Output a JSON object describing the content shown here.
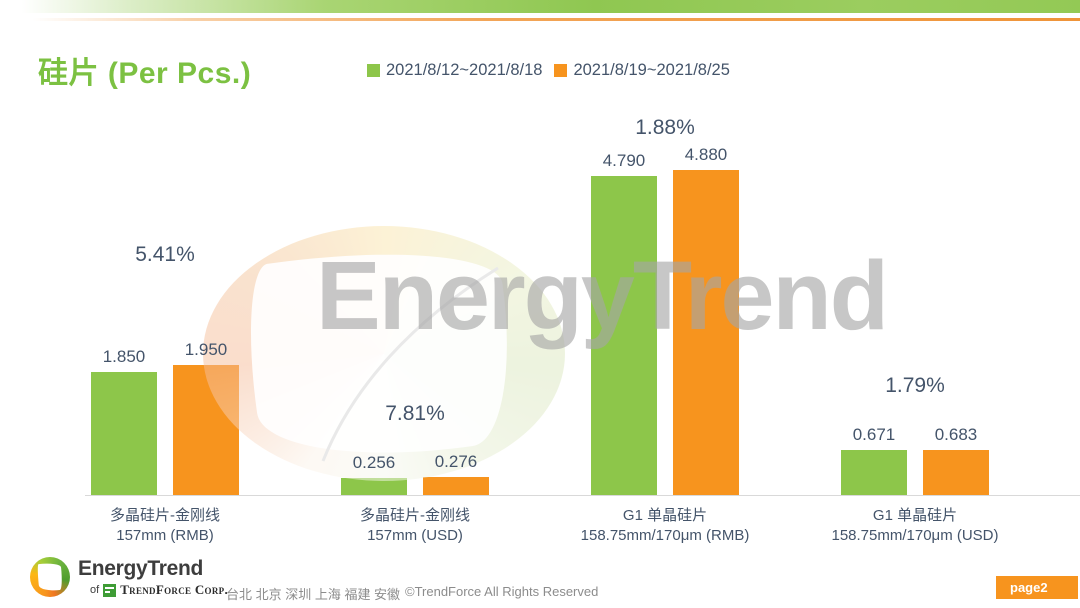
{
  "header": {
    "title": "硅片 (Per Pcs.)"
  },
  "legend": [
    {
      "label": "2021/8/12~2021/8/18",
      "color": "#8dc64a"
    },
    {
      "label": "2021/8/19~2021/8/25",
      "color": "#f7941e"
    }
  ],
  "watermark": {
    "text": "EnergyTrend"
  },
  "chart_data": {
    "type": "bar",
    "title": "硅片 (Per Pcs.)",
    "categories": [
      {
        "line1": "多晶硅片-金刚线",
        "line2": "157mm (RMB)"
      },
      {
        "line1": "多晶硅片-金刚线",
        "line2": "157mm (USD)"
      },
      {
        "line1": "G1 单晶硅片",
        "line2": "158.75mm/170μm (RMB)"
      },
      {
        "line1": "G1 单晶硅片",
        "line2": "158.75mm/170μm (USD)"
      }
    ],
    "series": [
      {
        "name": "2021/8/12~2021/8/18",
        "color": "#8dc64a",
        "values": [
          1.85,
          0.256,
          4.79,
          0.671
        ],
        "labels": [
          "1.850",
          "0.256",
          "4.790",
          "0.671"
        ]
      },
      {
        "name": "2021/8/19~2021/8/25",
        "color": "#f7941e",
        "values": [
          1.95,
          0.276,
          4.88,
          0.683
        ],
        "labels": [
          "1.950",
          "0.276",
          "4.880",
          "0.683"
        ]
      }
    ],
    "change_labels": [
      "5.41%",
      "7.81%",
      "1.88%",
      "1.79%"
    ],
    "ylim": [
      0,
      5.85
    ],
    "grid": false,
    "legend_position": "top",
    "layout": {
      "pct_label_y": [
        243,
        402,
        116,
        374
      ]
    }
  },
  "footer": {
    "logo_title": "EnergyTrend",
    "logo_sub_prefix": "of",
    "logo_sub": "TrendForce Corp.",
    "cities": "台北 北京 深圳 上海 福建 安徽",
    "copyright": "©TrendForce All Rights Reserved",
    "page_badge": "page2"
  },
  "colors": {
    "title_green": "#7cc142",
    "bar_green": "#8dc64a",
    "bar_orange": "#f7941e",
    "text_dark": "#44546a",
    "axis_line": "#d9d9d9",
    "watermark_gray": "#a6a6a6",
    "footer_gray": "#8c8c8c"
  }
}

══════════

• _WHAT THE TASK ASKS_
All of the data above should be quoted exactly, except for the pictures.

• _FULL ANSWER_
Output a JSON object describing the content shown here.
{
  "header": {
    "title": "硅片 (Per Pcs.)"
  },
  "legend": [
    {
      "label": "2021/8/12~2021/8/18",
      "color": "#8dc64a"
    },
    {
      "label": "2021/8/19~2021/8/25",
      "color": "#f7941e"
    }
  ],
  "watermark": {
    "text": "EnergyTrend"
  },
  "chart_data": {
    "type": "bar",
    "title": "硅片 (Per Pcs.)",
    "categories": [
      {
        "line1": "多晶硅片-金刚线",
        "line2": "157mm (RMB)"
      },
      {
        "line1": "多晶硅片-金刚线",
        "line2": "157mm (USD)"
      },
      {
        "line1": "G1 单晶硅片",
        "line2": "158.75mm/170μm (RMB)"
      },
      {
        "line1": "G1 单晶硅片",
        "line2": "158.75mm/170μm (USD)"
      }
    ],
    "series": [
      {
        "name": "2021/8/12~2021/8/18",
        "color": "#8dc64a",
        "values": [
          1.85,
          0.256,
          4.79,
          0.671
        ],
        "labels": [
          "1.850",
          "0.256",
          "4.790",
          "0.671"
        ]
      },
      {
        "name": "2021/8/19~2021/8/25",
        "color": "#f7941e",
        "values": [
          1.95,
          0.276,
          4.88,
          0.683
        ],
        "labels": [
          "1.950",
          "0.276",
          "4.880",
          "0.683"
        ]
      }
    ],
    "change_labels": [
      "5.41%",
      "7.81%",
      "1.88%",
      "1.79%"
    ],
    "ylim": [
      0,
      5.85
    ],
    "grid": false,
    "legend_position": "top",
    "layout": {
      "pct_label_y": [
        243,
        402,
        116,
        374
      ]
    }
  },
  "footer": {
    "logo_title": "EnergyTrend",
    "logo_sub_prefix": "of",
    "logo_sub": "TrendForce Corp.",
    "cities": "台北 北京 深圳 上海 福建 安徽",
    "copyright": "©TrendForce All Rights Reserved",
    "page_badge": "page2"
  },
  "colors": {
    "title_green": "#7cc142",
    "bar_green": "#8dc64a",
    "bar_orange": "#f7941e",
    "text_dark": "#44546a",
    "axis_line": "#d9d9d9",
    "watermark_gray": "#a6a6a6",
    "footer_gray": "#8c8c8c"
  }
}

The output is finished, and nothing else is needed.